Omit the images, then print each record below exactly as it reads.

Records from a dataset
+-------+

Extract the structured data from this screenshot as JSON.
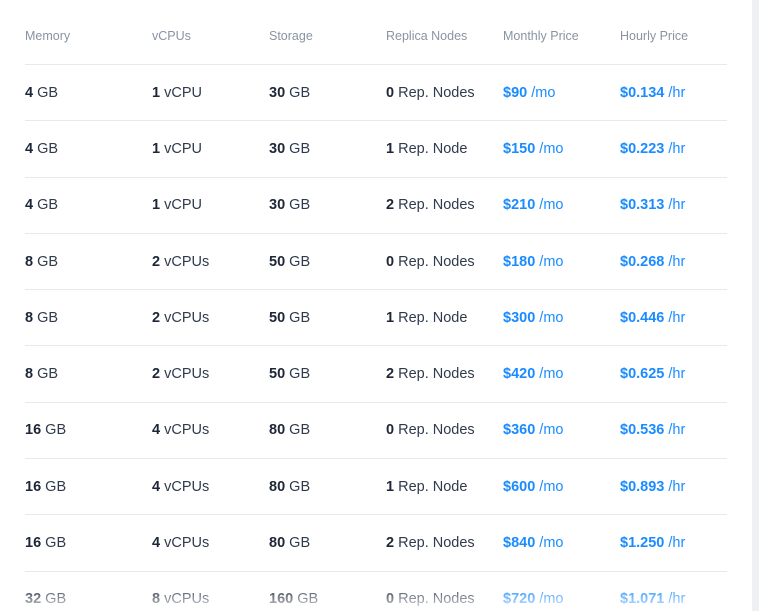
{
  "table": {
    "headers": [
      "Memory",
      "vCPUs",
      "Storage",
      "Replica Nodes",
      "Monthly Price",
      "Hourly Price"
    ],
    "rows": [
      {
        "mem_val": "4",
        "mem_unit": " GB",
        "cpu_val": "1",
        "cpu_unit": " vCPU",
        "sto_val": "30",
        "sto_unit": " GB",
        "rep_val": "0",
        "rep_unit": " Rep. Nodes",
        "mon_val": "$90",
        "mon_unit": " /mo",
        "hr_val": "$0.134",
        "hr_unit": " /hr"
      },
      {
        "mem_val": "4",
        "mem_unit": " GB",
        "cpu_val": "1",
        "cpu_unit": " vCPU",
        "sto_val": "30",
        "sto_unit": " GB",
        "rep_val": "1",
        "rep_unit": " Rep. Node",
        "mon_val": "$150",
        "mon_unit": " /mo",
        "hr_val": "$0.223",
        "hr_unit": " /hr"
      },
      {
        "mem_val": "4",
        "mem_unit": " GB",
        "cpu_val": "1",
        "cpu_unit": " vCPU",
        "sto_val": "30",
        "sto_unit": " GB",
        "rep_val": "2",
        "rep_unit": " Rep. Nodes",
        "mon_val": "$210",
        "mon_unit": " /mo",
        "hr_val": "$0.313",
        "hr_unit": " /hr"
      },
      {
        "mem_val": "8",
        "mem_unit": " GB",
        "cpu_val": "2",
        "cpu_unit": " vCPUs",
        "sto_val": "50",
        "sto_unit": " GB",
        "rep_val": "0",
        "rep_unit": " Rep. Nodes",
        "mon_val": "$180",
        "mon_unit": " /mo",
        "hr_val": "$0.268",
        "hr_unit": " /hr"
      },
      {
        "mem_val": "8",
        "mem_unit": " GB",
        "cpu_val": "2",
        "cpu_unit": " vCPUs",
        "sto_val": "50",
        "sto_unit": " GB",
        "rep_val": "1",
        "rep_unit": " Rep. Node",
        "mon_val": "$300",
        "mon_unit": " /mo",
        "hr_val": "$0.446",
        "hr_unit": " /hr"
      },
      {
        "mem_val": "8",
        "mem_unit": " GB",
        "cpu_val": "2",
        "cpu_unit": " vCPUs",
        "sto_val": "50",
        "sto_unit": " GB",
        "rep_val": "2",
        "rep_unit": " Rep. Nodes",
        "mon_val": "$420",
        "mon_unit": " /mo",
        "hr_val": "$0.625",
        "hr_unit": " /hr"
      },
      {
        "mem_val": "16",
        "mem_unit": " GB",
        "cpu_val": "4",
        "cpu_unit": " vCPUs",
        "sto_val": "80",
        "sto_unit": " GB",
        "rep_val": "0",
        "rep_unit": " Rep. Nodes",
        "mon_val": "$360",
        "mon_unit": " /mo",
        "hr_val": "$0.536",
        "hr_unit": " /hr"
      },
      {
        "mem_val": "16",
        "mem_unit": " GB",
        "cpu_val": "4",
        "cpu_unit": " vCPUs",
        "sto_val": "80",
        "sto_unit": " GB",
        "rep_val": "1",
        "rep_unit": " Rep. Node",
        "mon_val": "$600",
        "mon_unit": " /mo",
        "hr_val": "$0.893",
        "hr_unit": " /hr"
      },
      {
        "mem_val": "16",
        "mem_unit": " GB",
        "cpu_val": "4",
        "cpu_unit": " vCPUs",
        "sto_val": "80",
        "sto_unit": " GB",
        "rep_val": "2",
        "rep_unit": " Rep. Nodes",
        "mon_val": "$840",
        "mon_unit": " /mo",
        "hr_val": "$1.250",
        "hr_unit": " /hr"
      },
      {
        "mem_val": "32",
        "mem_unit": " GB",
        "cpu_val": "8",
        "cpu_unit": " vCPUs",
        "sto_val": "160",
        "sto_unit": " GB",
        "rep_val": "0",
        "rep_unit": " Rep. Nodes",
        "mon_val": "$720",
        "mon_unit": " /mo",
        "hr_val": "$1.071",
        "hr_unit": " /hr"
      }
    ]
  },
  "colors": {
    "accent": "#1a8cff",
    "text_primary": "#1e2738",
    "text_header": "#8a93a3",
    "divider": "#e7e9ee"
  }
}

+-------+

#### Result of the exercise
Extract the structured data from this screenshot as JSON.
{
  "table": {
    "headers": [
      "Memory",
      "vCPUs",
      "Storage",
      "Replica Nodes",
      "Monthly Price",
      "Hourly Price"
    ],
    "rows": [
      {
        "mem_val": "4",
        "mem_unit": " GB",
        "cpu_val": "1",
        "cpu_unit": " vCPU",
        "sto_val": "30",
        "sto_unit": " GB",
        "rep_val": "0",
        "rep_unit": " Rep. Nodes",
        "mon_val": "$90",
        "mon_unit": " /mo",
        "hr_val": "$0.134",
        "hr_unit": " /hr"
      },
      {
        "mem_val": "4",
        "mem_unit": " GB",
        "cpu_val": "1",
        "cpu_unit": " vCPU",
        "sto_val": "30",
        "sto_unit": " GB",
        "rep_val": "1",
        "rep_unit": " Rep. Node",
        "mon_val": "$150",
        "mon_unit": " /mo",
        "hr_val": "$0.223",
        "hr_unit": " /hr"
      },
      {
        "mem_val": "4",
        "mem_unit": " GB",
        "cpu_val": "1",
        "cpu_unit": " vCPU",
        "sto_val": "30",
        "sto_unit": " GB",
        "rep_val": "2",
        "rep_unit": " Rep. Nodes",
        "mon_val": "$210",
        "mon_unit": " /mo",
        "hr_val": "$0.313",
        "hr_unit": " /hr"
      },
      {
        "mem_val": "8",
        "mem_unit": " GB",
        "cpu_val": "2",
        "cpu_unit": " vCPUs",
        "sto_val": "50",
        "sto_unit": " GB",
        "rep_val": "0",
        "rep_unit": " Rep. Nodes",
        "mon_val": "$180",
        "mon_unit": " /mo",
        "hr_val": "$0.268",
        "hr_unit": " /hr"
      },
      {
        "mem_val": "8",
        "mem_unit": " GB",
        "cpu_val": "2",
        "cpu_unit": " vCPUs",
        "sto_val": "50",
        "sto_unit": " GB",
        "rep_val": "1",
        "rep_unit": " Rep. Node",
        "mon_val": "$300",
        "mon_unit": " /mo",
        "hr_val": "$0.446",
        "hr_unit": " /hr"
      },
      {
        "mem_val": "8",
        "mem_unit": " GB",
        "cpu_val": "2",
        "cpu_unit": " vCPUs",
        "sto_val": "50",
        "sto_unit": " GB",
        "rep_val": "2",
        "rep_unit": " Rep. Nodes",
        "mon_val": "$420",
        "mon_unit": " /mo",
        "hr_val": "$0.625",
        "hr_unit": " /hr"
      },
      {
        "mem_val": "16",
        "mem_unit": " GB",
        "cpu_val": "4",
        "cpu_unit": " vCPUs",
        "sto_val": "80",
        "sto_unit": " GB",
        "rep_val": "0",
        "rep_unit": " Rep. Nodes",
        "mon_val": "$360",
        "mon_unit": " /mo",
        "hr_val": "$0.536",
        "hr_unit": " /hr"
      },
      {
        "mem_val": "16",
        "mem_unit": " GB",
        "cpu_val": "4",
        "cpu_unit": " vCPUs",
        "sto_val": "80",
        "sto_unit": " GB",
        "rep_val": "1",
        "rep_unit": " Rep. Node",
        "mon_val": "$600",
        "mon_unit": " /mo",
        "hr_val": "$0.893",
        "hr_unit": " /hr"
      },
      {
        "mem_val": "16",
        "mem_unit": " GB",
        "cpu_val": "4",
        "cpu_unit": " vCPUs",
        "sto_val": "80",
        "sto_unit": " GB",
        "rep_val": "2",
        "rep_unit": " Rep. Nodes",
        "mon_val": "$840",
        "mon_unit": " /mo",
        "hr_val": "$1.250",
        "hr_unit": " /hr"
      },
      {
        "mem_val": "32",
        "mem_unit": " GB",
        "cpu_val": "8",
        "cpu_unit": " vCPUs",
        "sto_val": "160",
        "sto_unit": " GB",
        "rep_val": "0",
        "rep_unit": " Rep. Nodes",
        "mon_val": "$720",
        "mon_unit": " /mo",
        "hr_val": "$1.071",
        "hr_unit": " /hr"
      }
    ]
  },
  "colors": {
    "accent": "#1a8cff",
    "text_primary": "#1e2738",
    "text_header": "#8a93a3",
    "divider": "#e7e9ee"
  }
}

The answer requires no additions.